Excerpted text:
----

If steal is high, the fix may be infrastructure-level (bigger instance / less noisy neighbors), not code.

I/O Wait: The Silent Killer

If %Cpu shows high wa (iowait), the machine is waiting on disk. This is NOT a “CPU problem”. Restarting apps won’t fix slow storage.

Quick signal:

  • High load average
  • Many processes in D state
  • wa is high

Readability Upgrade: htop

htop is often easier for production work because:

  • Tree view (parent/child)
  • Interactive sorting
  • Per-core CPU view
  • Kill/renice actions with less typing

Install:

sudo apt install htop
sudo dnf install htop

Threads vs Processes Confusion

Some applications use many threads. CPU usage can look confusing. In top you can enable thread view:

top -H

Production use case:

  • Java apps
  • Some Node native modules
  • Databases

When ps/top Are Not Enough: pidstat

If you need per-process CPU, memory, and I/O over time, use pidstat (from sysstat).

pidstat -u 1
pidstat -r 1
pidstat -d 1

This helps answer: is the process consistently heavy, or only spiking?

Common Production Mistakes

  • Confusing high load with high CPU (load can be I/O wait)
  • Chasing VIRT instead of RES
  • Ignoring steal time on VMs
  • Killing processes without checking why they are busy
  • Restarting apps when the real bottleneck is disk/network

Mental Model

Always classify the pain before acting:

  • CPU-bound: high user/system CPU, low iowait
  • I/O-bound: high iowait, D-state processes, high load
  • Memory pressure: low available memory, swap activity, OOM events
  • Infrastructure starvation: high steal, noisy neighbor signals

Once you classify correctly, your next tool choice becomes obvious.

Production Checklist

  • Use ps for snapshots, top/htop for trends
  • Interpret load together with CPU (especially iowait)
  • Track RES for real memory usage
  • Watch steal time on VMs
  • Use pidstat when you need time-series behavior

----

Excerpted records:
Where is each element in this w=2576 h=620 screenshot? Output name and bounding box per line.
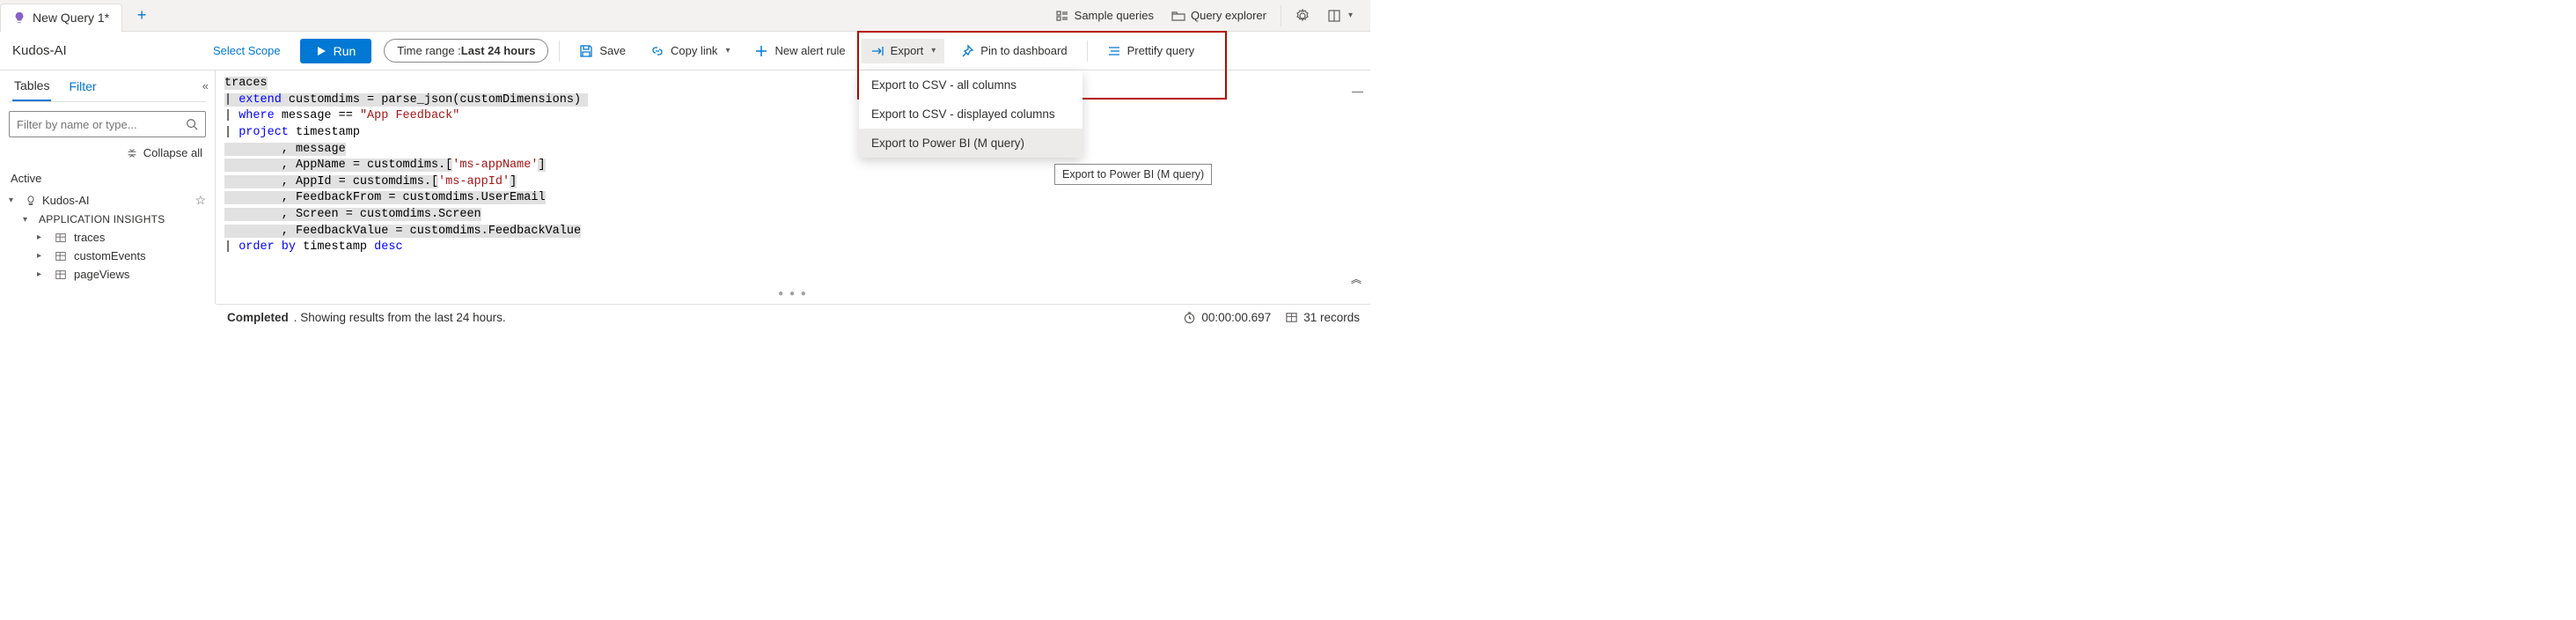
play-icon <box>316 46 327 56</box>
status-msg: . Showing results from the last 24 hours… <box>294 311 506 324</box>
caret-down-icon: ▾ <box>23 215 33 225</box>
tree-heading: Active <box>9 168 206 190</box>
save-icon <box>579 44 593 58</box>
status-records: 31 records <box>1285 311 1360 324</box>
caret-right-icon: ▸ <box>37 232 48 242</box>
sidebar: Tables Filter « Collapse all Active ▾ Ku… <box>0 70 216 304</box>
filter-input[interactable] <box>17 118 180 131</box>
chevron-down-icon: ▾ <box>725 46 730 55</box>
caret-down-icon: ▾ <box>9 196 19 205</box>
tab-bar: New Query 1* + Sample queries Query expl… <box>0 0 1370 32</box>
lightbulb-icon <box>13 11 26 24</box>
table-icon <box>1285 311 1298 324</box>
tree-leaf-traces[interactable]: ▸ traces <box>9 228 206 247</box>
chevron-down-icon: ▾ <box>931 46 936 55</box>
export-csv-all[interactable]: Export to CSV - all columns <box>859 70 1083 100</box>
tree-leaf-pageviews[interactable]: ▸ pageViews <box>9 265 206 284</box>
panels-button[interactable]: ▾ <box>1320 5 1360 26</box>
export-icon <box>870 44 884 58</box>
collapse-sidebar-icon[interactable]: « <box>202 79 206 92</box>
collapse-all-icon <box>126 147 138 159</box>
copy-link-button[interactable]: Copy link ▾ <box>642 39 739 63</box>
pin-icon <box>960 44 974 58</box>
gear-icon <box>1295 9 1310 23</box>
pin-button[interactable]: Pin to dashboard <box>951 39 1075 63</box>
stopwatch-icon <box>1183 311 1196 324</box>
export-dropdown: Export to CSV - all columns Export to CS… <box>859 70 1083 158</box>
tree: Active ▾ Kudos-AI ☆ ▾ APPLICATION INSIGH… <box>9 166 206 284</box>
lightbulb-icon <box>25 195 37 207</box>
export-csv-displayed[interactable]: Export to CSV - displayed columns <box>859 100 1083 129</box>
sidebar-tab-tables[interactable]: Tables <box>12 71 51 101</box>
caret-right-icon: ▸ <box>37 269 48 279</box>
tree-group[interactable]: ▾ APPLICATION INSIGHTS <box>9 210 206 228</box>
main-content: Tables Filter « Collapse all Active ▾ Ku… <box>0 70 1370 304</box>
prettify-icon <box>1107 44 1121 58</box>
plus-icon <box>754 44 768 58</box>
query-tab[interactable]: New Query 1* <box>0 4 122 32</box>
collapse-all-button[interactable]: Collapse all <box>9 137 206 166</box>
new-alert-button[interactable]: New alert rule <box>745 39 854 63</box>
search-icon <box>186 118 198 130</box>
tab-title: New Query 1* <box>33 11 109 25</box>
favorite-icon[interactable]: ☆ <box>194 193 206 208</box>
status-completed: Completed <box>227 311 289 324</box>
table-icon <box>55 232 67 244</box>
time-range-picker[interactable]: Time range : Last 24 hours <box>384 39 548 63</box>
select-scope-link[interactable]: Select Scope <box>201 44 293 57</box>
tree-leaf-customevents[interactable]: ▸ customEvents <box>9 247 206 265</box>
app-title: Kudos-AI <box>9 43 194 58</box>
status-bar: Completed . Showing results from the las… <box>217 304 1370 330</box>
save-button[interactable]: Save <box>570 39 635 63</box>
table-icon <box>55 250 67 262</box>
query-explorer-button[interactable]: Query explorer <box>1164 5 1273 26</box>
prettify-button[interactable]: Prettify query <box>1098 39 1204 63</box>
expand-results-icon[interactable]: ︽ <box>1351 271 1361 286</box>
export-powerbi[interactable]: Export to Power BI (M query) <box>859 129 1083 158</box>
tree-root[interactable]: ▾ Kudos-AI ☆ <box>9 190 206 210</box>
toolbar: Kudos-AI Select Scope Run Time range : L… <box>0 32 1370 70</box>
chevron-down-icon: ▾ <box>1348 11 1353 20</box>
list-icon <box>1055 9 1069 23</box>
sidebar-tab-filter[interactable]: Filter <box>67 72 98 100</box>
folder-open-icon <box>1171 9 1185 23</box>
status-time: 00:00:00.697 <box>1183 311 1271 324</box>
caret-right-icon: ▸ <box>37 251 48 261</box>
add-tab-button[interactable]: + <box>126 6 158 25</box>
table-icon <box>55 269 67 281</box>
settings-button[interactable] <box>1288 5 1317 26</box>
tooltip: Export to Power BI (M query) <box>1054 164 1212 185</box>
export-button[interactable]: Export ▾ <box>862 39 945 63</box>
collapse-editor-icon[interactable]: — <box>1352 85 1363 98</box>
filter-input-wrapper[interactable] <box>9 111 206 137</box>
run-button[interactable]: Run <box>300 39 372 63</box>
resize-handle[interactable]: ● ● ● <box>216 289 1370 299</box>
sample-queries-button[interactable]: Sample queries <box>1048 5 1161 26</box>
editor-wrap: traces | extend customdims = parse_json(… <box>216 70 1370 304</box>
link-icon <box>650 44 664 58</box>
book-icon <box>1327 9 1341 23</box>
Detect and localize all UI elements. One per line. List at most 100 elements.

----

Brief A: In the Linux monitoring excerpt, which package does pidstat come from?
Brief B: Please echo the Linux monitoring excerpt word for word between "If you need" and "or only spiking?", inclusive.
Brief C: Name every category of pain that the Linux monitoring excerpt says to classify before acting.

Correct answer A: sysstat

Correct answer B:
If you need per-process CPU, memory, and I/O over time, use pidstat (from sysstat).

pidstat -u 1
pidstat -r 1
pidstat -d 1

This helps answer: is the process consistently heavy, or only spiking?

Correct answer C: CPU-bound, I/O-bound, memory pressure, infrastructure starvation